Retype each line exactly. Skip images.
═══
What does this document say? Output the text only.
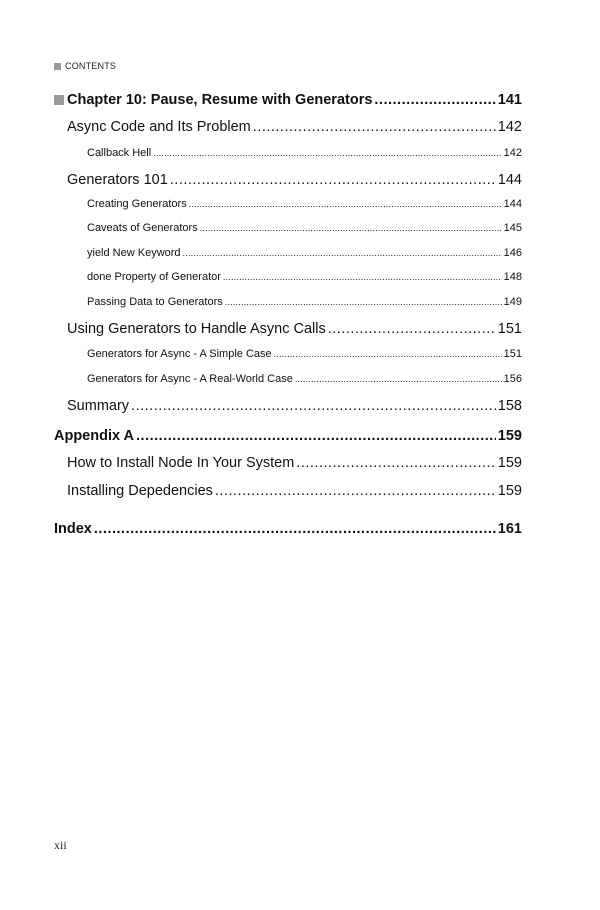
CONTENTS
Chapter 10: Pause, Resume with Generators .....	141
Async Code and Its Problem .....	142
Callback Hell .....	142
Generators 101 .....	144
Creating Generators .....	144
Caveats of Generators .....	145
yield New Keyword .....	146
done Property of Generator .....	148
Passing Data to Generators .....	149
Using Generators to Handle Async Calls .....	151
Generators for Async - A Simple Case .....	151
Generators for Async - A Real-World Case .....	156
Summary .....	158
Appendix A .....	159
How to Install Node In Your System .....	159
Installing Depedencies .....	159
Index .....	161
xii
═══
** TASK SOLUTION **
What does this document say? Output the text only.
CONTENTS
Chapter 10: Pause, Resume with Generators .....	141
Async Code and Its Problem .....	142
Callback Hell .....	142
Generators 101 .....	144
Creating Generators .....	144
Caveats of Generators .....	145
yield New Keyword .....	146
done Property of Generator .....	148
Passing Data to Generators .....	149
Using Generators to Handle Async Calls .....	151
Generators for Async - A Simple Case .....	151
Generators for Async - A Real-World Case .....	156
Summary .....	158
Appendix A .....	159
How to Install Node In Your System .....	159
Installing Depedencies .....	159
Index .....	161
xii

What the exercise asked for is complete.